▸ Required task
According to the commentary on the Quebec election, where did the Parti Quebecois finish?

▸ Given text
|---|
The Liberals were reduced to Quebec’s first minority government since the 19th century, a new if somewhat goofy “conservative” party is the Official Opposition, and the Parti Quebecois – the separatists – were pushed into third place and below 30% for the first time since 1970. On the last point, I was struck by the politically correct torpor of much of the post-mortems : reams of analysis without any discussion of whether the PQ leader’s homosexuality had been a liability. Andre Boisclair was a fetching young gay who admitted to doing coke – not back in his student days (as David Cameron did) but while he was a government minister (which is certainly what it would take for me to get through Quebec cabinet meetings). But the minute the gay cokehead became party leader all the papers (French and English) wrote that this demonstrated how Quebecers were the coolest, most relaxed, most progressive folks in North America. Maybe on the island of Montreal, but not in the rural hinterlands, where Quebecers are prone to all the various “phobias” that so distress the liberal mind. I was struck by the number of lifelong separatists who simply resented being subject to Queer Eye For The Separatist Guy and, even by the standards of the ever lamer bluff of Quebec “nationalism”, couldn’t buy the idea of a gay hedonist as their founding father. There’s something a bit feeble about the media’s refusal even to discuss this except through vague evasive allusions to the difficulty M Boisclair had “connecting” with Quebec voters.
|---|
▸ Information given
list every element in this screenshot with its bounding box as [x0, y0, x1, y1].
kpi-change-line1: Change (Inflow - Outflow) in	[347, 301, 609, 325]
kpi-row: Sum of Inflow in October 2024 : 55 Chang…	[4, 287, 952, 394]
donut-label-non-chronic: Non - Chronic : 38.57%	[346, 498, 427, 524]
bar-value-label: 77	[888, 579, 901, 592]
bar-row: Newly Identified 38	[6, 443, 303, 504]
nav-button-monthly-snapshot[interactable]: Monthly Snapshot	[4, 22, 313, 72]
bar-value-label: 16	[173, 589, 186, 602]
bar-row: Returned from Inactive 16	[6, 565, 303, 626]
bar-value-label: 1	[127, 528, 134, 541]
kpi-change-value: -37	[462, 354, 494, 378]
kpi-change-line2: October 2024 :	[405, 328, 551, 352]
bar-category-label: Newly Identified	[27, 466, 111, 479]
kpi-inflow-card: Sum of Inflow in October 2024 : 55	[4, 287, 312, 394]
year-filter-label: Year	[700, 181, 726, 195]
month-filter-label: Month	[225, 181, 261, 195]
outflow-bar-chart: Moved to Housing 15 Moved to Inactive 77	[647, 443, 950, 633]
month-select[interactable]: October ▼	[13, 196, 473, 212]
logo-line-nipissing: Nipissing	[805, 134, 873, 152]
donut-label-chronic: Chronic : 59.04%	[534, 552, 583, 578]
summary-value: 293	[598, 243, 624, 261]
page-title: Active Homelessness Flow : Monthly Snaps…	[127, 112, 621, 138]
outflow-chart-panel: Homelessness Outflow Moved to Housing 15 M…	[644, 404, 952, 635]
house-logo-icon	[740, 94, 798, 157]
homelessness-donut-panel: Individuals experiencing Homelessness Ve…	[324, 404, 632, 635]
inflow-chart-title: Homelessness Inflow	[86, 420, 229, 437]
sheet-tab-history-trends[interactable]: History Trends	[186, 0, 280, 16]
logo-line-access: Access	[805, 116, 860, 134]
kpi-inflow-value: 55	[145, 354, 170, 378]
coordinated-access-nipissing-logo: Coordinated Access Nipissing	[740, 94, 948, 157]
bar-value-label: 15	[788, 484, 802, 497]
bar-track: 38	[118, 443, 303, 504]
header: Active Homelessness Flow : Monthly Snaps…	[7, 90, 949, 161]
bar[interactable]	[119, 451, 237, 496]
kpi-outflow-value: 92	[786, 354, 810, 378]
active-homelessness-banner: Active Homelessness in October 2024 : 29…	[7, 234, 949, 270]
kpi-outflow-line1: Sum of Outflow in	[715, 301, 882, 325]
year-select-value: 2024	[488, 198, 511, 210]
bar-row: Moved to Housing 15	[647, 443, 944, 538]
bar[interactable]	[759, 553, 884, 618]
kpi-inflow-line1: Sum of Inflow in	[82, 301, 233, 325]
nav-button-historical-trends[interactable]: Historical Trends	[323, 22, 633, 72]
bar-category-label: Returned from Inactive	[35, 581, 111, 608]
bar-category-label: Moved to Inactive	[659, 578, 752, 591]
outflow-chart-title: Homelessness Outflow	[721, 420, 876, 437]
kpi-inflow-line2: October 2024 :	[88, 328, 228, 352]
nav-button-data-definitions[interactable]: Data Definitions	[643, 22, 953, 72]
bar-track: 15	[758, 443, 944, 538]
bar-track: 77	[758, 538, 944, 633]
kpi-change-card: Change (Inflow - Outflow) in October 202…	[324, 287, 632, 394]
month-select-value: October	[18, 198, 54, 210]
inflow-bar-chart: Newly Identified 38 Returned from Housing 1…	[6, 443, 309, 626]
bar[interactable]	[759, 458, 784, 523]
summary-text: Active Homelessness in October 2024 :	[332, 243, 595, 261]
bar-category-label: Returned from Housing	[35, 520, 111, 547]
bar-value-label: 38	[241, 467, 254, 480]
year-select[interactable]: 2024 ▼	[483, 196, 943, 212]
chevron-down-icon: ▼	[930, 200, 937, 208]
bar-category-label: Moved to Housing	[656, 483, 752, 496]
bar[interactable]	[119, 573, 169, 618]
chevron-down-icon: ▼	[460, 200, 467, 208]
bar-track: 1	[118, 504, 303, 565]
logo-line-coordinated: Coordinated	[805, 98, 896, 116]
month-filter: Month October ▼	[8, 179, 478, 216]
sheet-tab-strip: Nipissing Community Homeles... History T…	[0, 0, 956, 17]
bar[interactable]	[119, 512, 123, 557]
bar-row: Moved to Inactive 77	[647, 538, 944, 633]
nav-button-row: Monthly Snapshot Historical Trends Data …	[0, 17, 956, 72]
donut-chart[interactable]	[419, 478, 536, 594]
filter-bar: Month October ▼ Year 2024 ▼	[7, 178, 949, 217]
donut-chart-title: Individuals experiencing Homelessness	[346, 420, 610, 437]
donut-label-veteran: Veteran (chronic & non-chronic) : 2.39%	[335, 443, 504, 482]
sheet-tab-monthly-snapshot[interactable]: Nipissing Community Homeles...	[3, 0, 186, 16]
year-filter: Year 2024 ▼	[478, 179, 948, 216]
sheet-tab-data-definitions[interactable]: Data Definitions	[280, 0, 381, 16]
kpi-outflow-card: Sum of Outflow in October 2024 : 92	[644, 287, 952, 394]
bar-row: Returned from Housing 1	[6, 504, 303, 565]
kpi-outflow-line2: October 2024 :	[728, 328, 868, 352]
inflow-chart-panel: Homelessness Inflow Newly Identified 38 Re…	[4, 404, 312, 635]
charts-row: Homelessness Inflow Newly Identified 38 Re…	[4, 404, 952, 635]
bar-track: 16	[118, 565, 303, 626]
|---|
▸ Solution
Third place, with below 30% for the first time since 1970.